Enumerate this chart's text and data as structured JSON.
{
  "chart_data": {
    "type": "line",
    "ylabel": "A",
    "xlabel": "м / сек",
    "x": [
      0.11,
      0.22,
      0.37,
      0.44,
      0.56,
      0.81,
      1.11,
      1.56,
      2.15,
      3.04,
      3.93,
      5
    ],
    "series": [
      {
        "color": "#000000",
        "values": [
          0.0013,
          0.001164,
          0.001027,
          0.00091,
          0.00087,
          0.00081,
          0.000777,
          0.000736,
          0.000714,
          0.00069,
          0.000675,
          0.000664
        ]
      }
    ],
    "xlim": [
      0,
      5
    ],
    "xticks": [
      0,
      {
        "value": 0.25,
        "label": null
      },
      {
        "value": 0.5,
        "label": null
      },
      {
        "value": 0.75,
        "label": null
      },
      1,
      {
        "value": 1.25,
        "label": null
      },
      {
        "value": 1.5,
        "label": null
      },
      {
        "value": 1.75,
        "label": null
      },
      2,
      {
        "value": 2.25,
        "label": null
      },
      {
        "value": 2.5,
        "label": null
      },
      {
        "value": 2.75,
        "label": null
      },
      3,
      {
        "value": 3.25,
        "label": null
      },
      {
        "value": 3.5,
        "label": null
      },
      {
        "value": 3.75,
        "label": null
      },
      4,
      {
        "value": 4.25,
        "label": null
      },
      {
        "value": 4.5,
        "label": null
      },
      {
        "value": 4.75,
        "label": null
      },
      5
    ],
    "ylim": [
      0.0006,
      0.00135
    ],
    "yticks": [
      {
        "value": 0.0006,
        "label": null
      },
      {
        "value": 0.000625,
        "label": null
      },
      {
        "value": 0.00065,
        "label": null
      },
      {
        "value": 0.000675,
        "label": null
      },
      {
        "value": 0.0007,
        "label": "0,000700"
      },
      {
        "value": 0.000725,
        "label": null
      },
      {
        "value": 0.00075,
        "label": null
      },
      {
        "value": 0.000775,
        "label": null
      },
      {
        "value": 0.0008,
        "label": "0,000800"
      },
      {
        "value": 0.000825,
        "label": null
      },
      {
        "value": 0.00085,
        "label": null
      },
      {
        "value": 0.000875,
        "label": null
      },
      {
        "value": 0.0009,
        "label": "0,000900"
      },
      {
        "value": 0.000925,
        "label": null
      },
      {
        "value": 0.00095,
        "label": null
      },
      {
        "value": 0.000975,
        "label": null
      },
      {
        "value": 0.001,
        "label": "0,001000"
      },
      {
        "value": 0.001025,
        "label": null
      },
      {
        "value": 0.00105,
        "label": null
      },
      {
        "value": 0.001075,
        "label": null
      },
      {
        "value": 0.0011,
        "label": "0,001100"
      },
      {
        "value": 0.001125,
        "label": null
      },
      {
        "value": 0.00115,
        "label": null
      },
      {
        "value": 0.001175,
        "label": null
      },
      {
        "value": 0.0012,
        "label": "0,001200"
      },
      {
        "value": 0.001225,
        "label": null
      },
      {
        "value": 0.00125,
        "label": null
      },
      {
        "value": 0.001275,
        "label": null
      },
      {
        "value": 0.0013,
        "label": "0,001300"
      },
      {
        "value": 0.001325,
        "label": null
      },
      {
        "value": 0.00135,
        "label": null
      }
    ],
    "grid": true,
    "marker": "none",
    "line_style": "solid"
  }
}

__TASK__: Output each entry precisely as given.

__WRITTEN ANSWER__:
Enumerate this chart's text and data as structured JSON.
{
  "chart_data": {
    "type": "line",
    "ylabel": "A",
    "xlabel": "м / сек",
    "x": [
      0.11,
      0.22,
      0.37,
      0.44,
      0.56,
      0.81,
      1.11,
      1.56,
      2.15,
      3.04,
      3.93,
      5
    ],
    "series": [
      {
        "color": "#000000",
        "values": [
          0.0013,
          0.001164,
          0.001027,
          0.00091,
          0.00087,
          0.00081,
          0.000777,
          0.000736,
          0.000714,
          0.00069,
          0.000675,
          0.000664
        ]
      }
    ],
    "xlim": [
      0,
      5
    ],
    "xticks": [
      0,
      {
        "value": 0.25,
        "label": null
      },
      {
        "value": 0.5,
        "label": null
      },
      {
        "value": 0.75,
        "label": null
      },
      1,
      {
        "value": 1.25,
        "label": null
      },
      {
        "value": 1.5,
        "label": null
      },
      {
        "value": 1.75,
        "label": null
      },
      2,
      {
        "value": 2.25,
        "label": null
      },
      {
        "value": 2.5,
        "label": null
      },
      {
        "value": 2.75,
        "label": null
      },
      3,
      {
        "value": 3.25,
        "label": null
      },
      {
        "value": 3.5,
        "label": null
      },
      {
        "value": 3.75,
        "label": null
      },
      4,
      {
        "value": 4.25,
        "label": null
      },
      {
        "value": 4.5,
        "label": null
      },
      {
        "value": 4.75,
        "label": null
      },
      5
    ],
    "ylim": [
      0.0006,
      0.00135
    ],
    "yticks": [
      {
        "value": 0.0006,
        "label": null
      },
      {
        "value": 0.000625,
        "label": null
      },
      {
        "value": 0.00065,
        "label": null
      },
      {
        "value": 0.000675,
        "label": null
      },
      {
        "value": 0.0007,
        "label": "0,000700"
      },
      {
        "value": 0.000725,
        "label": null
      },
      {
        "value": 0.00075,
        "label": null
      },
      {
        "value": 0.000775,
        "label": null
      },
      {
        "value": 0.0008,
        "label": "0,000800"
      },
      {
        "value": 0.000825,
        "label": null
      },
      {
        "value": 0.00085,
        "label": null
      },
      {
        "value": 0.000875,
        "label": null
      },
      {
        "value": 0.0009,
        "label": "0,000900"
      },
      {
        "value": 0.000925,
        "label": null
      },
      {
        "value": 0.00095,
        "label": null
      },
      {
        "value": 0.000975,
        "label": null
      },
      {
        "value": 0.001,
        "label": "0,001000"
      },
      {
        "value": 0.001025,
        "label": null
      },
      {
        "value": 0.00105,
        "label": null
      },
      {
        "value": 0.001075,
        "label": null
      },
      {
        "value": 0.0011,
        "label": "0,001100"
      },
      {
        "value": 0.001125,
        "label": null
      },
      {
        "value": 0.00115,
        "label": null
      },
      {
        "value": 0.001175,
        "label": null
      },
      {
        "value": 0.0012,
        "label": "0,001200"
      },
      {
        "value": 0.001225,
        "label": null
      },
      {
        "value": 0.00125,
        "label": null
      },
      {
        "value": 0.001275,
        "label": null
      },
      {
        "value": 0.0013,
        "label": "0,001300"
      },
      {
        "value": 0.001325,
        "label": null
      },
      {
        "value": 0.00135,
        "label": null
      }
    ],
    "grid": true,
    "marker": "none",
    "line_style": "solid"
  }
}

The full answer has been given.